Among the lines of this listing, determine how many contain the string "text". Answer with the number only.

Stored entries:
==================================================

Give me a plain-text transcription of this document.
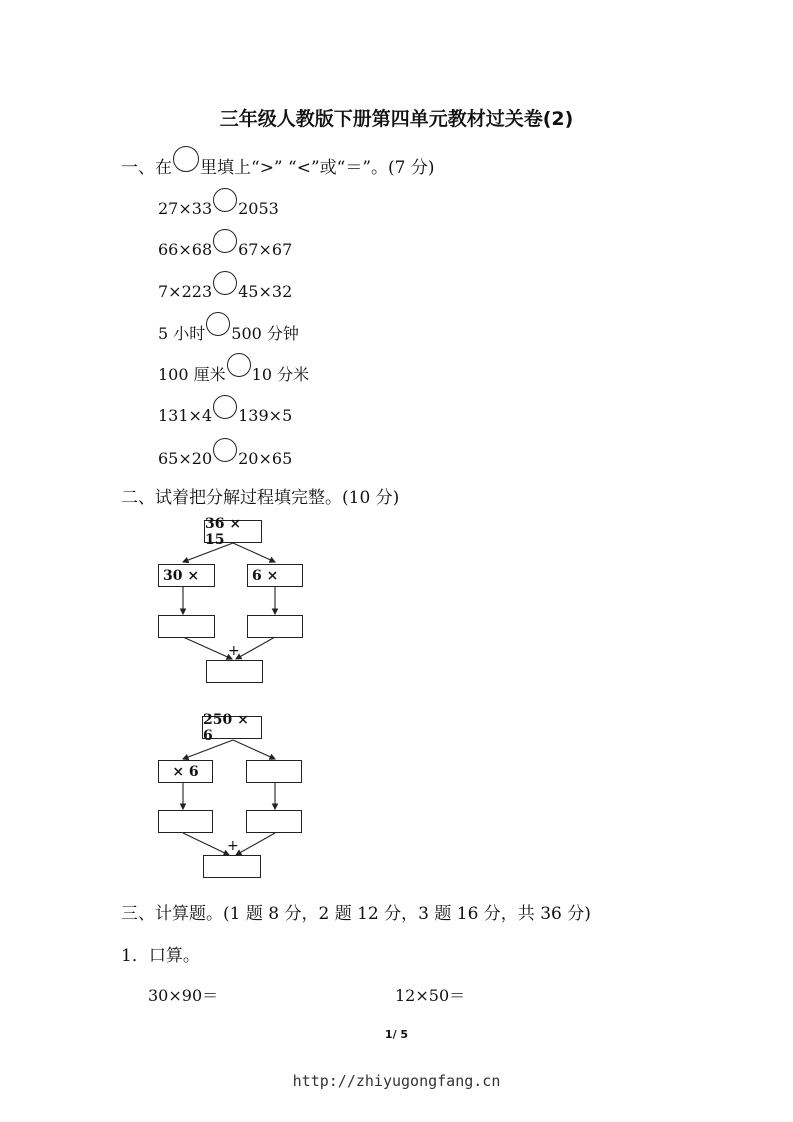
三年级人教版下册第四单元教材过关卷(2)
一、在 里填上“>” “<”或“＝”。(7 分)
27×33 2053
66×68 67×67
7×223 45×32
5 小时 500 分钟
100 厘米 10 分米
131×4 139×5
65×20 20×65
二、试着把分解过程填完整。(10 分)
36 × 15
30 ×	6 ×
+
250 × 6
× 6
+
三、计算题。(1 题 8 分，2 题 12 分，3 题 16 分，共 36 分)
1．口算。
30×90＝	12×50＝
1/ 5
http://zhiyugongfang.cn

==================================================

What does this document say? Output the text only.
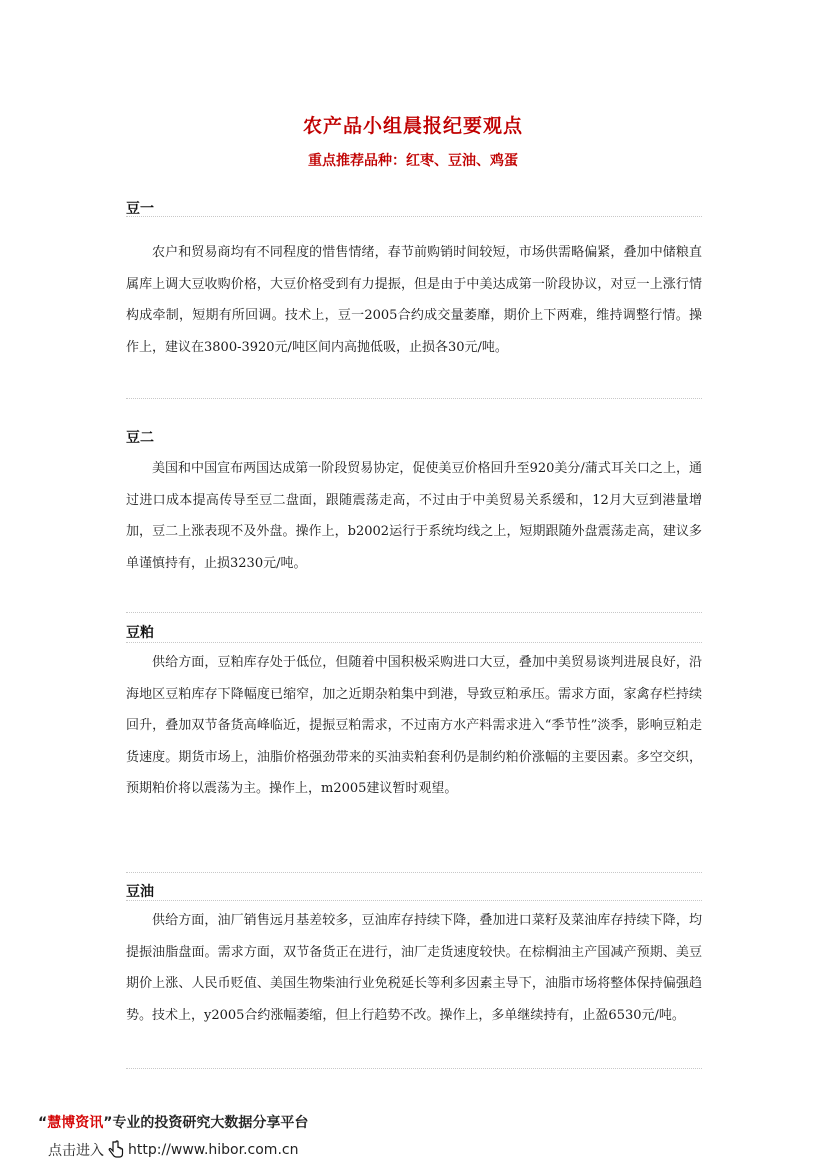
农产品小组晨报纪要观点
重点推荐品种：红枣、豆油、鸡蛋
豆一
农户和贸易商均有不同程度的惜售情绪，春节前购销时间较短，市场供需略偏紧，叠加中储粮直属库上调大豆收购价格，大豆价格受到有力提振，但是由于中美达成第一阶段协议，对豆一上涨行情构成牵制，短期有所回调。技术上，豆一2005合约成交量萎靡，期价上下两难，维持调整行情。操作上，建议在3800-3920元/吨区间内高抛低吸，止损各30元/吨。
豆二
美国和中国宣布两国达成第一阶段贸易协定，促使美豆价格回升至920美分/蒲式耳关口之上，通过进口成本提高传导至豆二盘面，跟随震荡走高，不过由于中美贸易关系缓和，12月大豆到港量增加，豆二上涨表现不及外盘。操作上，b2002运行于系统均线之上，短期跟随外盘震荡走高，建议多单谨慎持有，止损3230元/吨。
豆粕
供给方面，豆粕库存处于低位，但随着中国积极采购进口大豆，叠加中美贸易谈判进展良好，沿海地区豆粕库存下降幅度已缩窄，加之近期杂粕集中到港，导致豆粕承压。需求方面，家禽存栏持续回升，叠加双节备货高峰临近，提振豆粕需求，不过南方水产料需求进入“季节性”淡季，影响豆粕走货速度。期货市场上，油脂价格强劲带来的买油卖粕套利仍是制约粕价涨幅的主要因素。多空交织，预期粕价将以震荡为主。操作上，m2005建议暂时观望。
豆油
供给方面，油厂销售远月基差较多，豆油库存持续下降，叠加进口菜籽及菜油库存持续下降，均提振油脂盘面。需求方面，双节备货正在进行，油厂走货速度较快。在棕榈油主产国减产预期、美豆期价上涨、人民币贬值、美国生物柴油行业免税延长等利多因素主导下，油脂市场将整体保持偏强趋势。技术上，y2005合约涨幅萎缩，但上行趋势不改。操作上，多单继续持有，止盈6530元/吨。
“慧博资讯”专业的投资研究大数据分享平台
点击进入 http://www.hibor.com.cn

==================================================

Task result - 2